* Start PAGE *

How we made "When Two Worlds Collide" - our IPA 2016 winning wedding series

Photograph one: The Lift

  Aesha & Alon at The Leela, Udaipur

Aesha & Alon at The Leela, Udaipur

The preparation for the picture

We'd made a note of the location earlier in the evening when we had taken a couple of shots of Aesha & Alon on and around the lake. We'd spoken to the staff of the Leela, and were told that the stage would be lit up with small lamps once the musicians started performing later at night.

However, to make the shot, we had to pull Aesha & Alon out from the festivities at the precise moment when the musicians would take a break and we would get about 5 minutes to make our shot.

Aesha & Alon were the perfect couple any photographer dreams of - they were always up for giving us time whenever we requested it. We quickly took them to the location, and we knew that we wanted a dynamic pose, but didn't want to do a twirl - we wanted something different.

The philosophy

It was then that it struck us - this was the first function of a dream wedding that had been planned for a long time. As a bride, Aesha must feel on top of the world. 'Can you lift her up?' we asked Alon. 'Sure', he said and did what we asked. We tried the lift in a couple of ways, and what you see here was the best, most aesthetic way we captured it.

Technical & compositional details

The picture looks epic because we shot wide (16mm), including the entire background and the lamps spread across the stage. Also, there are multiple lines that lead from the edge of the frame to the couple who is bang in the middle, which ensure that your eyes are always drawn to them. The symmetry in the picture is the cherry on top.

* End PAGE *
* Start LISTED ENTRIES *

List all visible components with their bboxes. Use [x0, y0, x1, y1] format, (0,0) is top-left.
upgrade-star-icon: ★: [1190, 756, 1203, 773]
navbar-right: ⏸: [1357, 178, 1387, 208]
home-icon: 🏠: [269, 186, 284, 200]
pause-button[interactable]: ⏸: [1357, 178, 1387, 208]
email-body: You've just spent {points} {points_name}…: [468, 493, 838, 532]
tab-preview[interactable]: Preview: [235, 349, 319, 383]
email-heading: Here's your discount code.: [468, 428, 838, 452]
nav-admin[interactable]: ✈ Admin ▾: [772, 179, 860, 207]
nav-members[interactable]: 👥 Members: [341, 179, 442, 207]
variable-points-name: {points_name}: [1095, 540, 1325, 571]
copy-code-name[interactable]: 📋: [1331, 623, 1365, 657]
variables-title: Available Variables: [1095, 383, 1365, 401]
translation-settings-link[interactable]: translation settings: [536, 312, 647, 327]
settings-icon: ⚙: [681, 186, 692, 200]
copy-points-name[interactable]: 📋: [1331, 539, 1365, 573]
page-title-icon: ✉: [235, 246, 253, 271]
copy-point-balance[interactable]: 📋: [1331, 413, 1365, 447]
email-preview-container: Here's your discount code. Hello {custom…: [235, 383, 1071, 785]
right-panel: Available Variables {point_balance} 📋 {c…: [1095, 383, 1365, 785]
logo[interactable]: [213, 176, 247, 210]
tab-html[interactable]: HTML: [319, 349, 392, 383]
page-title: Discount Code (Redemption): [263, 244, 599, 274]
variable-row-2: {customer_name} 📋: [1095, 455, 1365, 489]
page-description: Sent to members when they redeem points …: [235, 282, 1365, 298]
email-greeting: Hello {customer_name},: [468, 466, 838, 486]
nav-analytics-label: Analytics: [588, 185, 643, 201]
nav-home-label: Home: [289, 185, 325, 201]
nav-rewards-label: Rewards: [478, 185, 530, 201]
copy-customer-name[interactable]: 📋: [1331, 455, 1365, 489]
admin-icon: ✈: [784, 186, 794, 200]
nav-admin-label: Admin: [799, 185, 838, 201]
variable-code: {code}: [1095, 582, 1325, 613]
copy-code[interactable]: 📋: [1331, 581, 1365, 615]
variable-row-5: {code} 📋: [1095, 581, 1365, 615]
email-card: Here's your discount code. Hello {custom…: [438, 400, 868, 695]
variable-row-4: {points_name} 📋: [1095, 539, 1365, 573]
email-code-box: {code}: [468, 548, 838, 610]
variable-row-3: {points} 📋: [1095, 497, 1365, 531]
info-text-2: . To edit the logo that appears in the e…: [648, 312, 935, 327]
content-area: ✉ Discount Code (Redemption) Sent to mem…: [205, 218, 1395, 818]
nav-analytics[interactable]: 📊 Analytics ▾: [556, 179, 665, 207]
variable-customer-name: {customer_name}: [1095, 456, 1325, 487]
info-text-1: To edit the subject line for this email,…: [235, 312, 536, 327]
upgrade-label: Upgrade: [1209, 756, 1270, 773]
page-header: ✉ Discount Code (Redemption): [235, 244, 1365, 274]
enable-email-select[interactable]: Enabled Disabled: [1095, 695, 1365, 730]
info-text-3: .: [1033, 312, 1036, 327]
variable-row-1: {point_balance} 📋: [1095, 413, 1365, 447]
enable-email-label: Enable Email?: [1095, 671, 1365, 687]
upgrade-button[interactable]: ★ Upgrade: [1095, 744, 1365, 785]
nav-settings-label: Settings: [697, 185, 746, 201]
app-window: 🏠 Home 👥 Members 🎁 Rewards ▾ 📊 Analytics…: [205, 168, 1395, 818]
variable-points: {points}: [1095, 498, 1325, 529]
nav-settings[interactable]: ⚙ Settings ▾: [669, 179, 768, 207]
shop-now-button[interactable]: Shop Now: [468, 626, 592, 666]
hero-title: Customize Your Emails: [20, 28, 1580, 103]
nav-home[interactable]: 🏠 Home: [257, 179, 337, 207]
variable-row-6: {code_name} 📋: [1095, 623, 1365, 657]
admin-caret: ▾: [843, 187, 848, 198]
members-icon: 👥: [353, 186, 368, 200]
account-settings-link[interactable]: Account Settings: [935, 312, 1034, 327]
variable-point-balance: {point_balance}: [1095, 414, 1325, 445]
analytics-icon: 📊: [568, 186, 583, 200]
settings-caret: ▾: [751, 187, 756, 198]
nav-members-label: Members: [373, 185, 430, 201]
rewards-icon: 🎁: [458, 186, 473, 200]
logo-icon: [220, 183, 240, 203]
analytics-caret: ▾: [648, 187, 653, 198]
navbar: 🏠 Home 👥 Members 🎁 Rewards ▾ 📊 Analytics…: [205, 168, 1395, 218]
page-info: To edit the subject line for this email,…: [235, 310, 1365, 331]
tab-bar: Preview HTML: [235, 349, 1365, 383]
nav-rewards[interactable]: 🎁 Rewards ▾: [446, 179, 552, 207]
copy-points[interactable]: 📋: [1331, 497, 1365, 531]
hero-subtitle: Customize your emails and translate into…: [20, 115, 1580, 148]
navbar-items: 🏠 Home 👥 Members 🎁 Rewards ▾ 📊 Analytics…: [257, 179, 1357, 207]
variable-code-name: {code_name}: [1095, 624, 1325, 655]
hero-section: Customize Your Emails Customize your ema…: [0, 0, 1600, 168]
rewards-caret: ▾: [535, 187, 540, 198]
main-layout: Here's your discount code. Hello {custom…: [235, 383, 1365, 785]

* End LISTED ENTRIES *

_REQUIREMENTS_
1. In the wedding series article, what focal length was used for the lift shot?
2. Render this sentence from the wedding series article in Spanish: "The symmetry in the picture is the cherry on top."
3. Please carry on the wedding series article past its final sentence.
The data has no connection to the wedding series article.

_RESPONSES_
1. 16mm

2. La simetría de la imagen es la guinda del pastel.

3.
Closing thoughts

Weddings are larger than life. So along with the usual portraits, we love to make couple shots with wider angles, placing the couples in situations to give their story a larger context.

When we made this image, we knew we had something special, and decided that we would do our best to give Aesha & Alon a special series of images across all their functions. We believe this is where "When Two Worlds Collide" began.

We always make pictures with the intent of them being a lasting memory for the couple, pictures which will live across generations. While it feels great winning an award for our pictures, it is always an outcome, never an input. A wedding photographer should always stay true and honest to the spirit of the wedding, and the pictures will speak for themselves.

Coming back to the AeshAlon wedding, the night ended on an amazing note. We were prepared for the next day, which was going to be an amazing one with a very unique party, more from which to come soon!

Photograph two: The Dance

  Aesha & Alon during the guests welcome at the Ananta Udaipur

Aesha & Alon during the guests welcome at the Ananta Udaipur

The preparation for the picture

This picture was one which we made in a split second, capturing the moment exactly as it unfolded before us. The preparation for pictures like this is the hours and hours of practice a photographer puts in, such that when the moment arrives, he/she is ready to catch it in a split second.

Thanks to my street photography (visit my street work here), a genre in which a moment arrives and is gone in a flash of a second, I have a high awareness of anticipating a special moment and getting it in frame exactly the way I want it. This is exactly what happened here.

The guests arriving at the Ananta Udaipur were being welcomed with a traditional Rajasthani dance, which included one of the guys dancing with the horse seen here. The entire wedding party loved to dance, so they were joining in with the folk dancers whenever guests arrived. In one such moment of dancing, Alon took the horse from one of the Rajasthani dancers, and everyone formed a circle around the couple.

The philosophy

The philosophy in this case, is therefore about always being prepared and having such a high level of comfort with your camera, that it becomes an extension of yourself. You can have the most advanced camera in the world but if you can't use it well, what's the point?

We are at a point today where we can operate our Canon 5D/6Ds or Fujifilms blindfolded. We are THAT comfortable with our cameras.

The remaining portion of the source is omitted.